*WHAT YOU ARE ASKED TO DO*.
Retype each line exactly. Skip images.

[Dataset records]
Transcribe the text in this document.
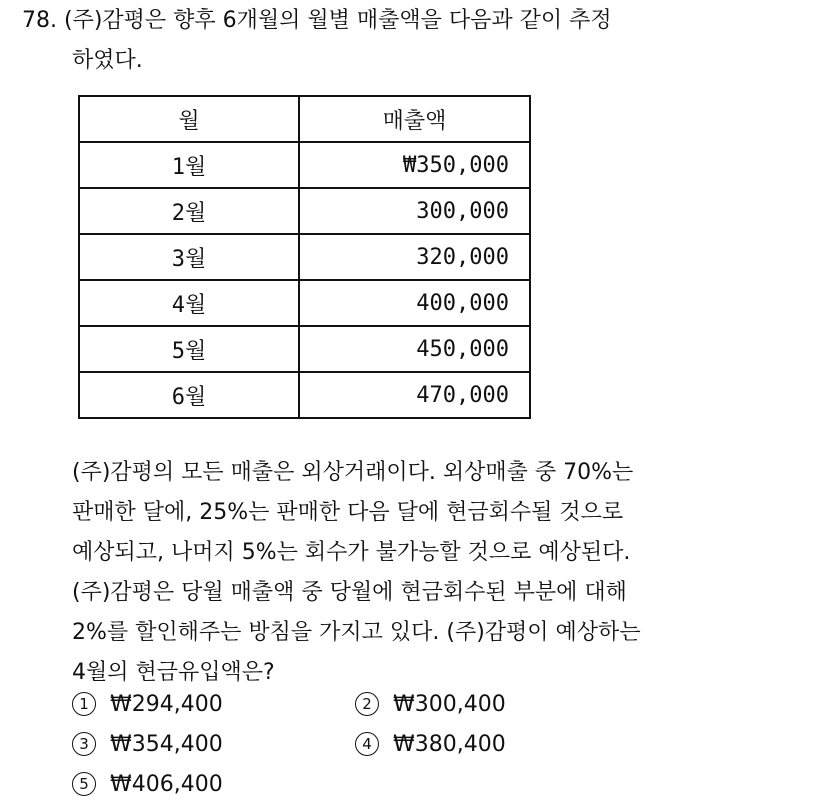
78. (주)감평은 향후 6개월의 월별 매출액을 다음과 같이 추정
하였다.
월	매출액
1월	₩350,000
2월	300,000
3월	320,000
4월	400,000
5월	450,000
6월	470,000
(주)감평의 모든 매출은 외상거래이다. 외상매출 중 70%는
판매한 달에, 25%는 판매한 다음 달에 현금회수될 것으로
예상되고, 나머지 5%는 회수가 불가능할 것으로 예상된다.
(주)감평은 당월 매출액 중 당월에 현금회수된 부분에 대해
2%를 할인해주는 방침을 가지고 있다. (주)감평이 예상하는
4월의 현금유입액은?
1 ₩294,400	2 ₩300,400
3 ₩354,400	4 ₩380,400
5 ₩406,400
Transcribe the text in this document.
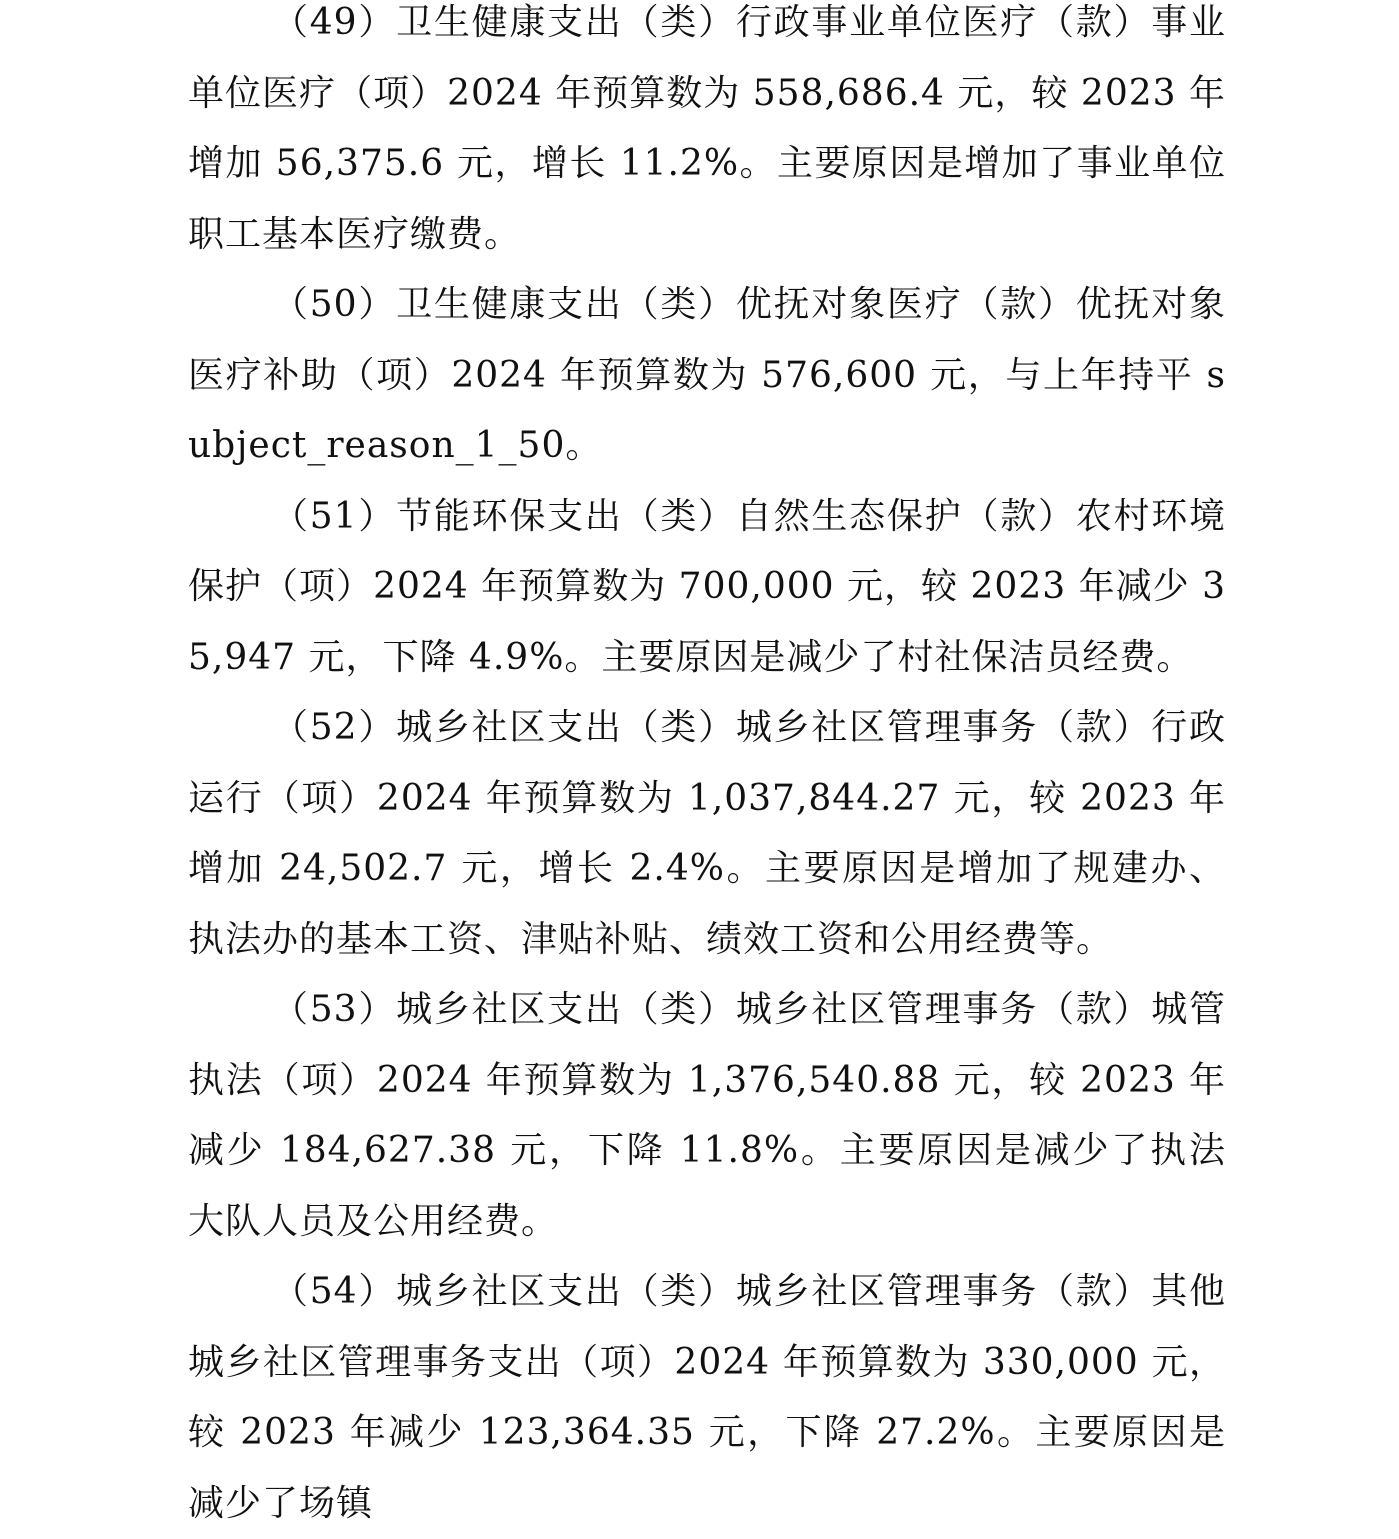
（49）卫生健康支出（类）行政事业单位医疗（款）事业单位医疗（项）2024 年预算数为 558,686.4 元，较 2023 年增加 56,375.6 元，增长 11.2%。主要原因是增加了事业单位职工基本医疗缴费。

（50）卫生健康支出（类）优抚对象医疗（款）优抚对象医疗补助（项）2024 年预算数为 576,600 元，与上年持平 subject_reason_1_50。

（51）节能环保支出（类）自然生态保护（款）农村环境保护（项）2024 年预算数为 700,000 元，较 2023 年减少 35,947 元，下降 4.9%。主要原因是减少了村社保洁员经费。

（52）城乡社区支出（类）城乡社区管理事务（款）行政运行（项）2024 年预算数为 1,037,844.27 元，较 2023 年增加 24,502.7 元，增长 2.4%。主要原因是增加了规建办、执法办的基本工资、津贴补贴、绩效工资和公用经费等。

（53）城乡社区支出（类）城乡社区管理事务（款）城管执法（项）2024 年预算数为 1,376,540.88 元，较 2023 年减少 184,627.38 元，下降 11.8%。主要原因是减少了执法大队人员及公用经费。

（54）城乡社区支出（类）城乡社区管理事务（款）其他城乡社区管理事务支出（项）2024 年预算数为 330,000 元，较 2023 年减少 123,364.35 元，下降 27.2%。主要原因是减少了场镇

*COMPLETED TASK*.
Transcribe the text in this document.
78. (주)감평은 향후 6개월의 월별 매출액을 다음과 같이 추정
하였다.
월	매출액
1월	₩350,000
2월	300,000
3월	320,000
4월	400,000
5월	450,000
6월	470,000
(주)감평의 모든 매출은 외상거래이다. 외상매출 중 70%는
판매한 달에, 25%는 판매한 다음 달에 현금회수될 것으로
예상되고, 나머지 5%는 회수가 불가능할 것으로 예상된다.
(주)감평은 당월 매출액 중 당월에 현금회수된 부분에 대해
2%를 할인해주는 방침을 가지고 있다. (주)감평이 예상하는
4월의 현금유입액은?
1 ₩294,400	2 ₩300,400
3 ₩354,400	4 ₩380,400
5 ₩406,400
Transcribe the text in this document.
（49）卫生健康支出（类）行政事业单位医疗（款）事业单位医疗（项）2024 年预算数为 558,686.4 元，较 2023 年增加 56,375.6 元，增长 11.2%。主要原因是增加了事业单位职工基本医疗缴费。

（50）卫生健康支出（类）优抚对象医疗（款）优抚对象医疗补助（项）2024 年预算数为 576,600 元，与上年持平 subject_reason_1_50。

（51）节能环保支出（类）自然生态保护（款）农村环境保护（项）2024 年预算数为 700,000 元，较 2023 年减少 35,947 元，下降 4.9%。主要原因是减少了村社保洁员经费。

（52）城乡社区支出（类）城乡社区管理事务（款）行政运行（项）2024 年预算数为 1,037,844.27 元，较 2023 年增加 24,502.7 元，增长 2.4%。主要原因是增加了规建办、执法办的基本工资、津贴补贴、绩效工资和公用经费等。

（53）城乡社区支出（类）城乡社区管理事务（款）城管执法（项）2024 年预算数为 1,376,540.88 元，较 2023 年减少 184,627.38 元，下降 11.8%。主要原因是减少了执法大队人员及公用经费。

（54）城乡社区支出（类）城乡社区管理事务（款）其他城乡社区管理事务支出（项）2024 年预算数为 330,000 元，较 2023 年减少 123,364.35 元，下降 27.2%。主要原因是减少了场镇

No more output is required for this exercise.